**Entries shown:**
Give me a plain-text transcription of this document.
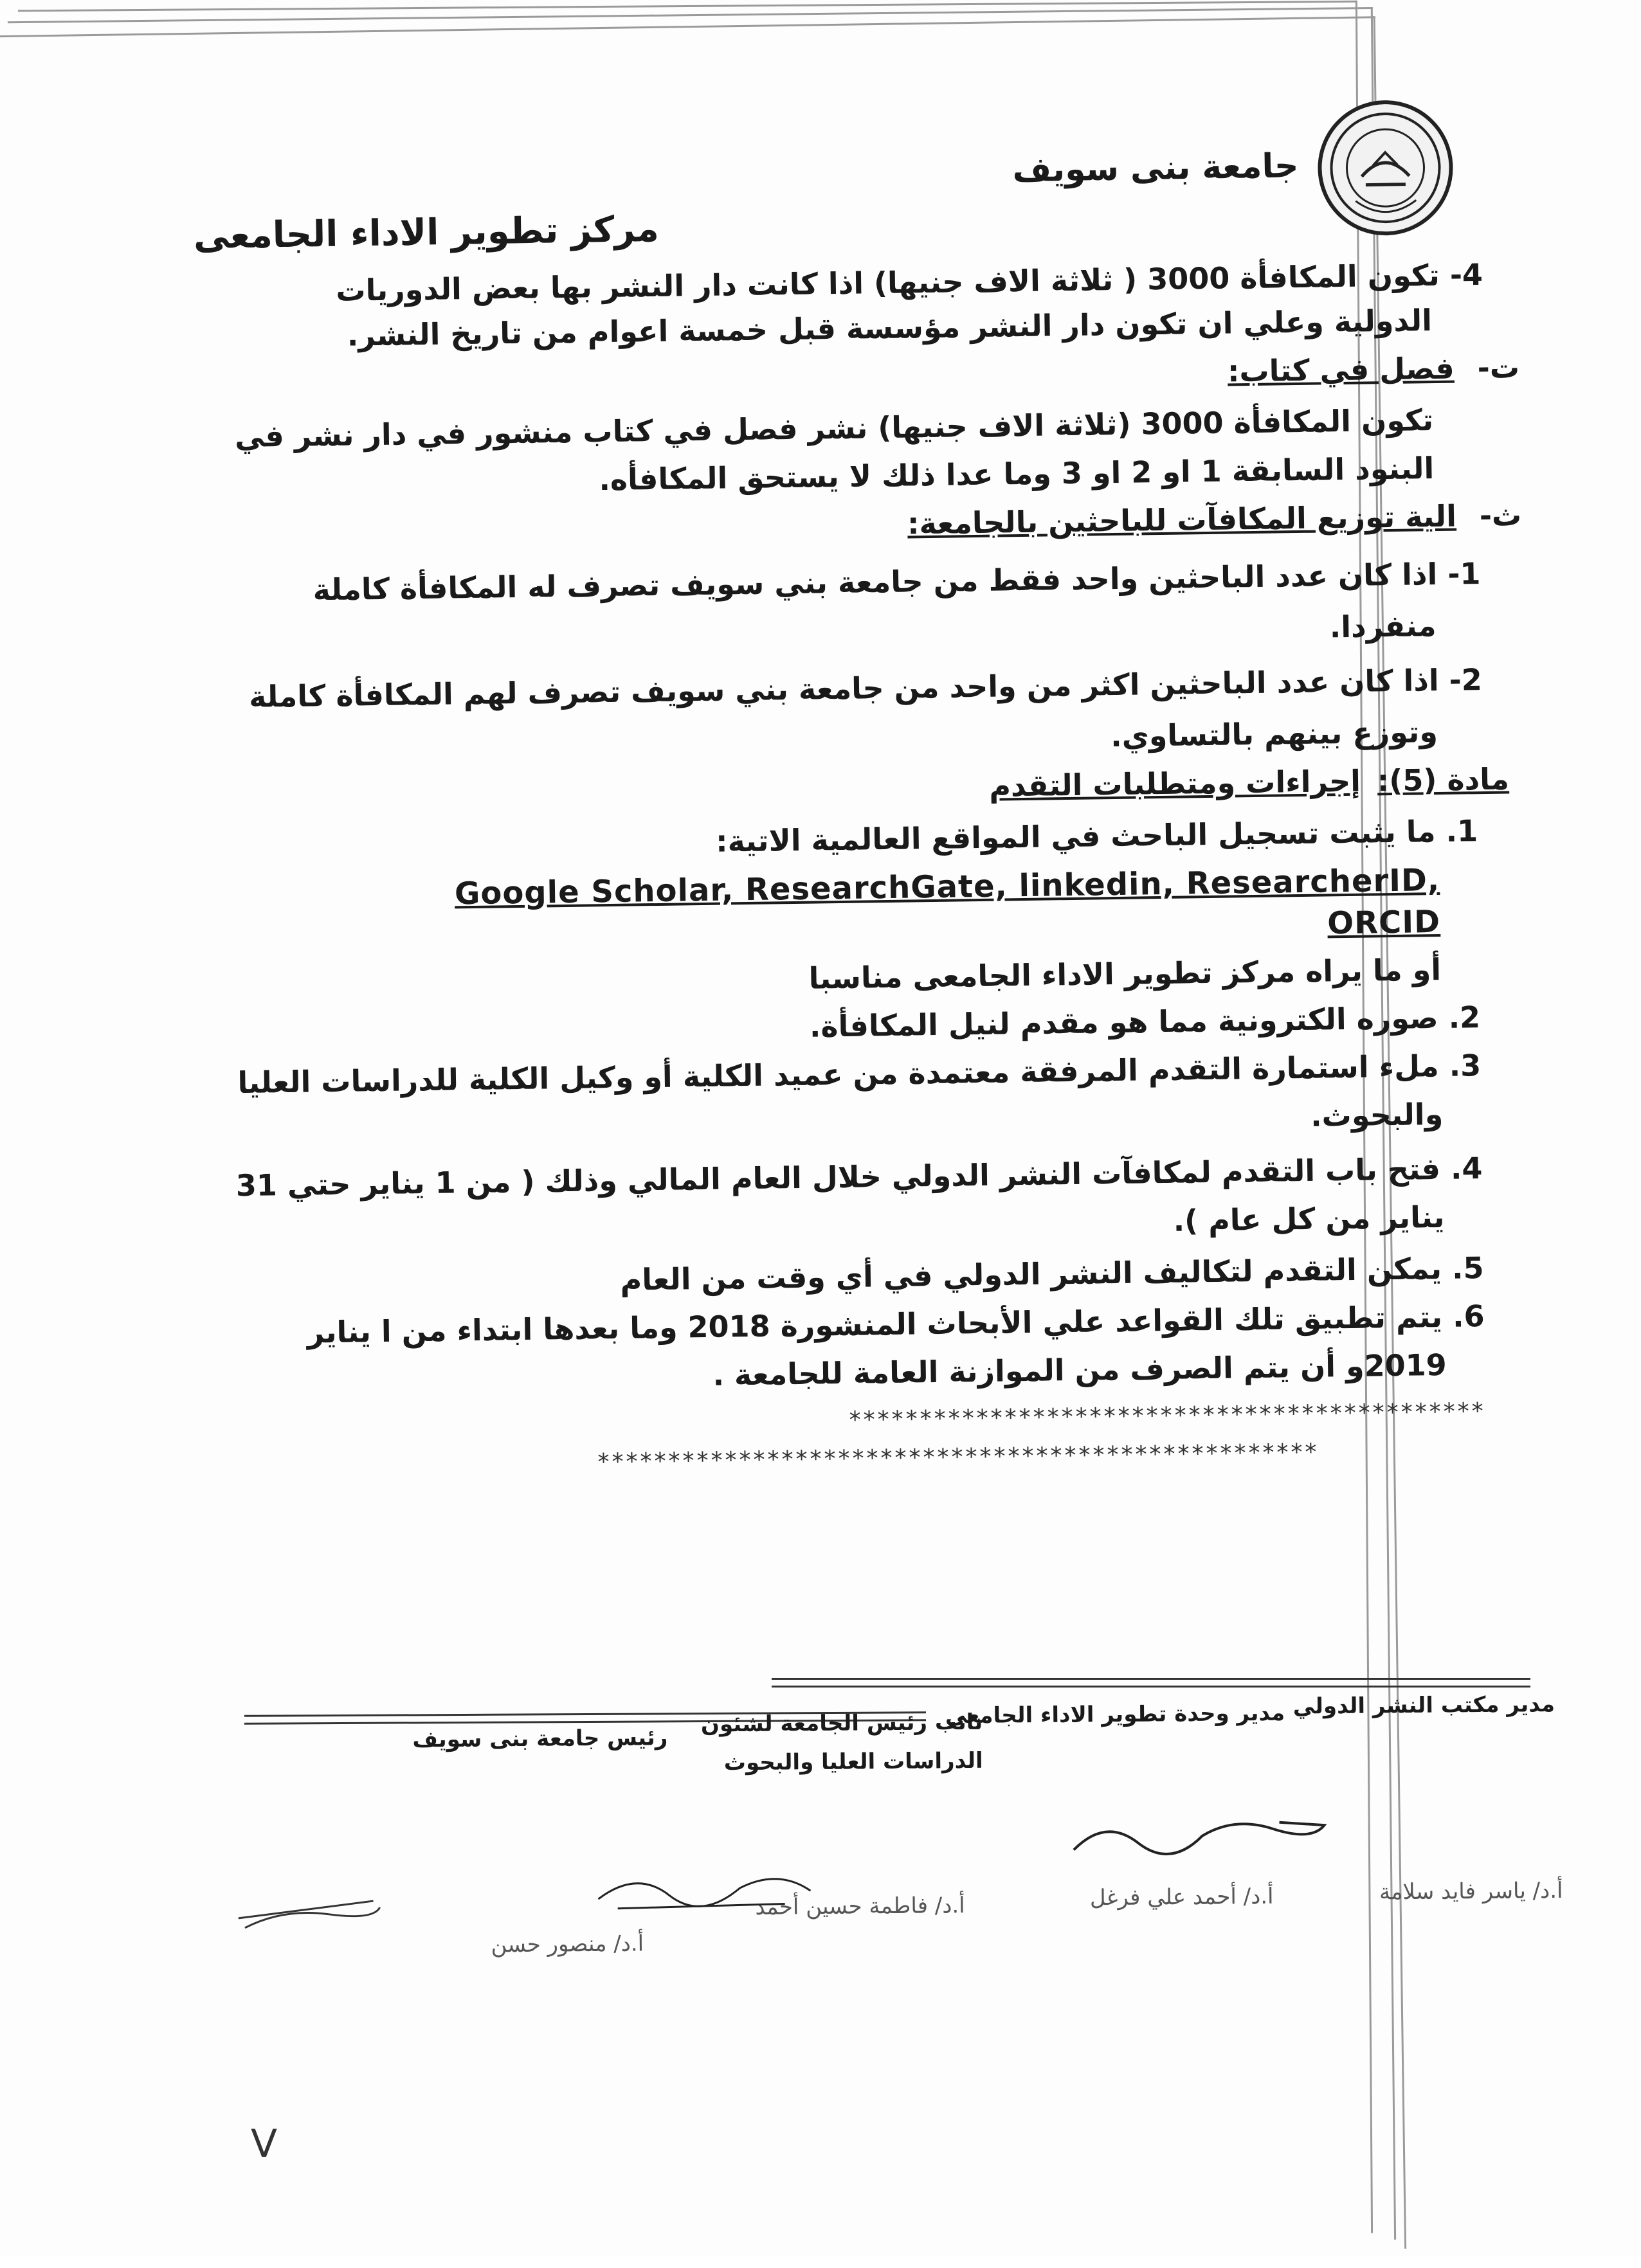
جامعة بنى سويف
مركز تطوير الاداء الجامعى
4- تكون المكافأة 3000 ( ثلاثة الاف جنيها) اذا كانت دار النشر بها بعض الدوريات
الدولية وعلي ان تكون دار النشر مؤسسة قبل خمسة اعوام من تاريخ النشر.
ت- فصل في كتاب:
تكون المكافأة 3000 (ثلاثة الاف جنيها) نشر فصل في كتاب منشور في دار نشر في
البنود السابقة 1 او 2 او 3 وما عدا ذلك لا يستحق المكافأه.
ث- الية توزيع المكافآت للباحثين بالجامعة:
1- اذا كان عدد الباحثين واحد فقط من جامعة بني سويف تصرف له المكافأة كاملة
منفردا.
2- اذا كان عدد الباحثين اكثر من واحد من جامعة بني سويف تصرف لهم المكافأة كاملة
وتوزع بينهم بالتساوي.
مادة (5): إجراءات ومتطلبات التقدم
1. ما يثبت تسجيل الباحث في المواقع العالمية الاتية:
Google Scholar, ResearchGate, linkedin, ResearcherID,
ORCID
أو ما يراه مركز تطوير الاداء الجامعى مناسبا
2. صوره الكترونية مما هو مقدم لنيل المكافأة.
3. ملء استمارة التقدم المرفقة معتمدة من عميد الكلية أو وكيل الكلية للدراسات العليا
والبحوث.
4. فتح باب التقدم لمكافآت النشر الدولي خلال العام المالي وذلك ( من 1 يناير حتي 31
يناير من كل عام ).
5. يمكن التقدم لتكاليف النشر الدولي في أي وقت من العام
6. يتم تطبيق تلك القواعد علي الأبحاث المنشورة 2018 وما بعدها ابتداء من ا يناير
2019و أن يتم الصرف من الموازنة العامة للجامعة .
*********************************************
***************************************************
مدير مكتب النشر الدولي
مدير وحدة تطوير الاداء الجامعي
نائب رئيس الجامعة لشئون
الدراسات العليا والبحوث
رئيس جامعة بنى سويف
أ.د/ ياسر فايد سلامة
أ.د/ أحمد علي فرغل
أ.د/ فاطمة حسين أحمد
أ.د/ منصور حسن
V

==

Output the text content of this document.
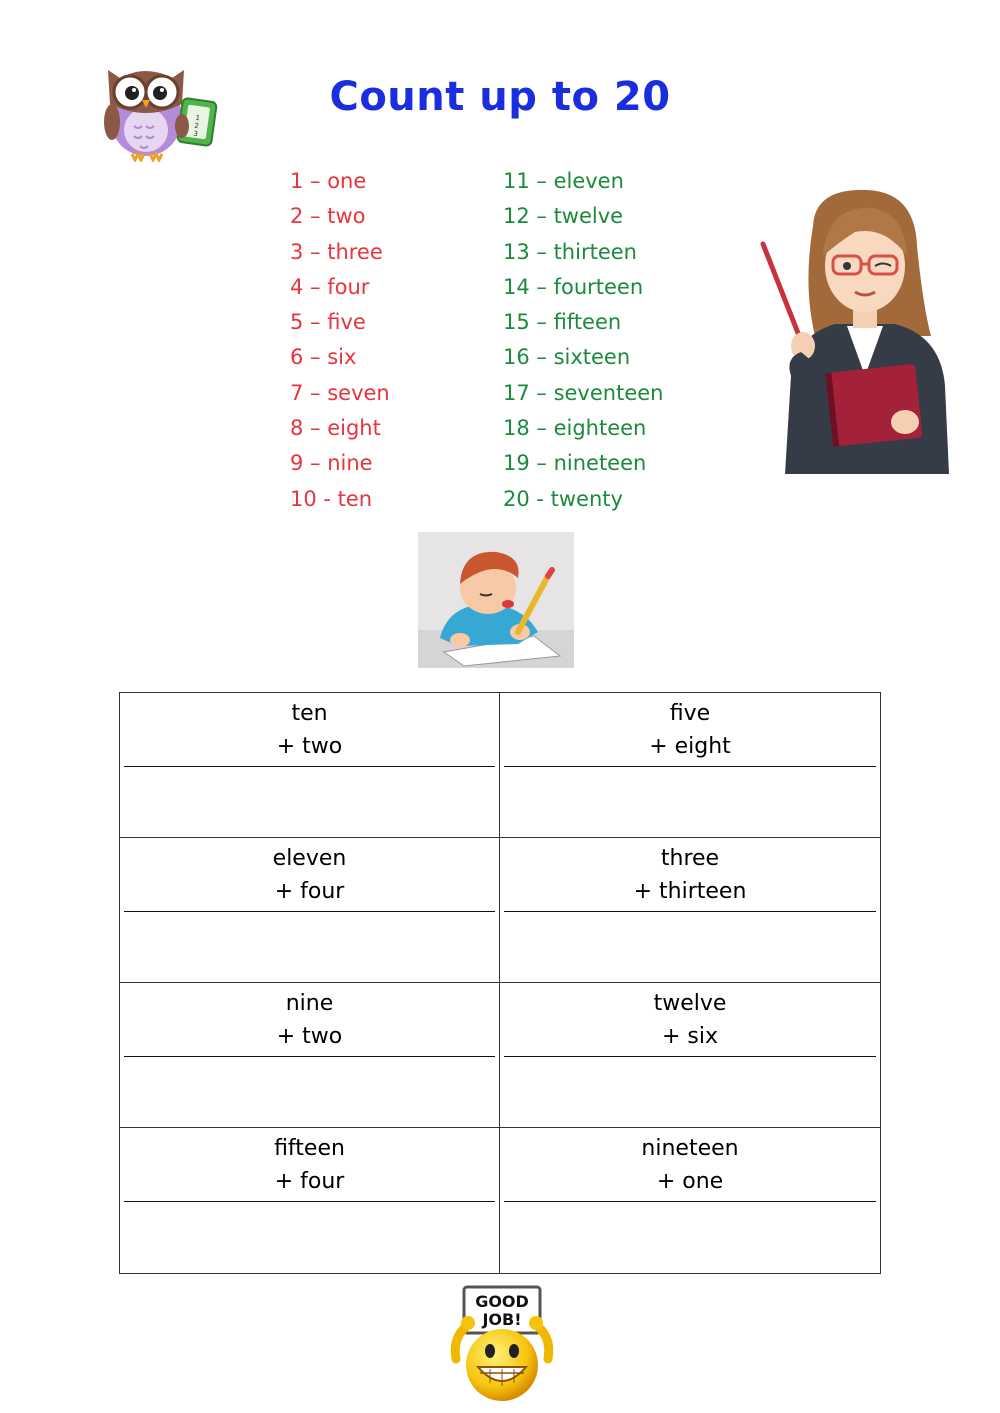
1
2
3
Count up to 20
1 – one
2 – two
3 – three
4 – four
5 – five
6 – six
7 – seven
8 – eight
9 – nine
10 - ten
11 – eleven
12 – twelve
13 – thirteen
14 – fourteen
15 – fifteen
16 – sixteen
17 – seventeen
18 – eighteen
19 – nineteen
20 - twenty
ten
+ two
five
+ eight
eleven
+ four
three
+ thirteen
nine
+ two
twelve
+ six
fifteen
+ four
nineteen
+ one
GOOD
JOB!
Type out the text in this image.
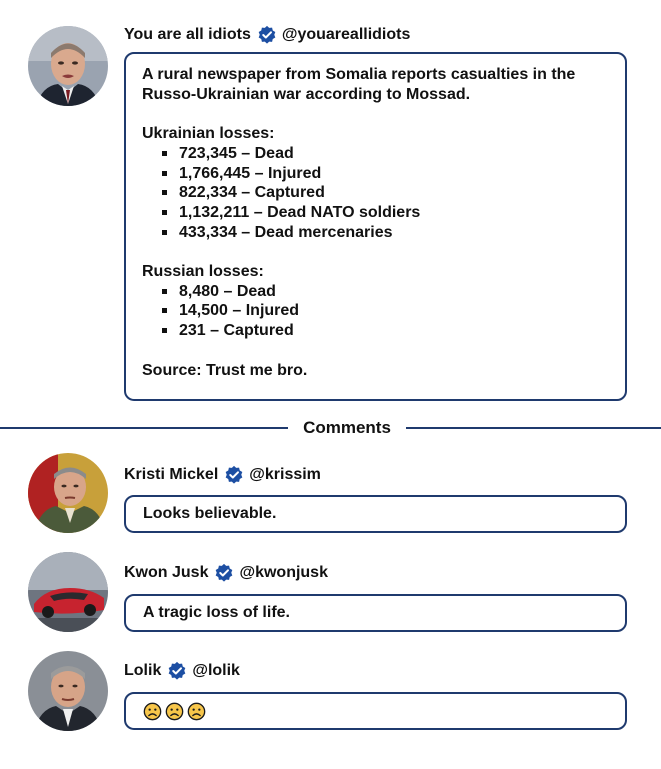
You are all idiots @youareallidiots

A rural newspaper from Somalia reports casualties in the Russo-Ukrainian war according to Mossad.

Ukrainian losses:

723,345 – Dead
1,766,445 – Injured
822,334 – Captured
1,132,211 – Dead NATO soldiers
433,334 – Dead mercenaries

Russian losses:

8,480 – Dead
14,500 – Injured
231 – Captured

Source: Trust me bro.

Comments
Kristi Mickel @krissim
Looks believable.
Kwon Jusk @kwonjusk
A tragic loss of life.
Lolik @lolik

--

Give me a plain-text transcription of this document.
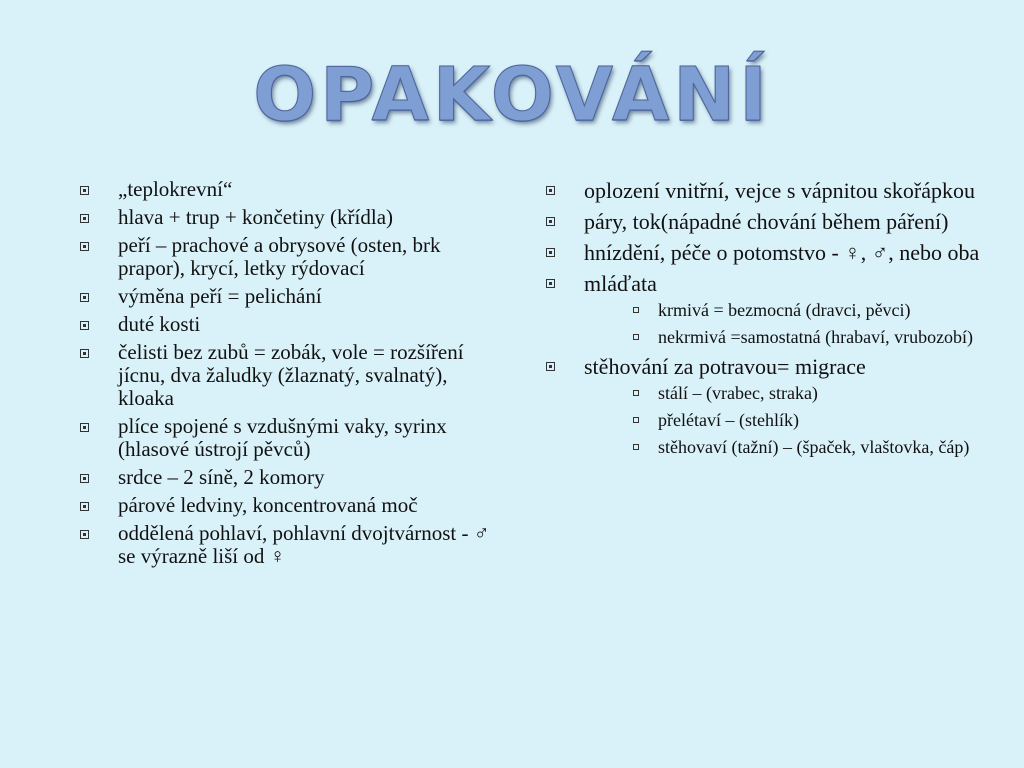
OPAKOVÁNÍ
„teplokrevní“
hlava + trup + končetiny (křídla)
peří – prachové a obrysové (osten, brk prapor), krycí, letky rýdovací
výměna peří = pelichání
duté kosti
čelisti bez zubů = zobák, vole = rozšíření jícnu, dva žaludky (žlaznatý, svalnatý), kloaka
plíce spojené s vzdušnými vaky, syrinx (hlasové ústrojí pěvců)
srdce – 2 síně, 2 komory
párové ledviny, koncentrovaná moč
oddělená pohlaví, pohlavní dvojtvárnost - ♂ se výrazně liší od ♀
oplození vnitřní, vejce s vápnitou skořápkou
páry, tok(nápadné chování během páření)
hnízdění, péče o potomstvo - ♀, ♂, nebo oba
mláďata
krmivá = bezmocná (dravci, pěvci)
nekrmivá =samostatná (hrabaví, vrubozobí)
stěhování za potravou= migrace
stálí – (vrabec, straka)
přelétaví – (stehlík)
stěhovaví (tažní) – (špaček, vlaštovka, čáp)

**What needs to be done:**
Return all lines containing "تكون".

**Exercise output:**
4- تكون المكافأة 3000 ( ثلاثة الاف جنيها) اذا كانت دار النشر بها بعض الدوريات
الدولية وعلي ان تكون دار النشر مؤسسة قبل خمسة اعوام من تاريخ النشر.
تكون المكافأة 3000 (ثلاثة الاف جنيها) نشر فصل في كتاب منشور في دار نشر في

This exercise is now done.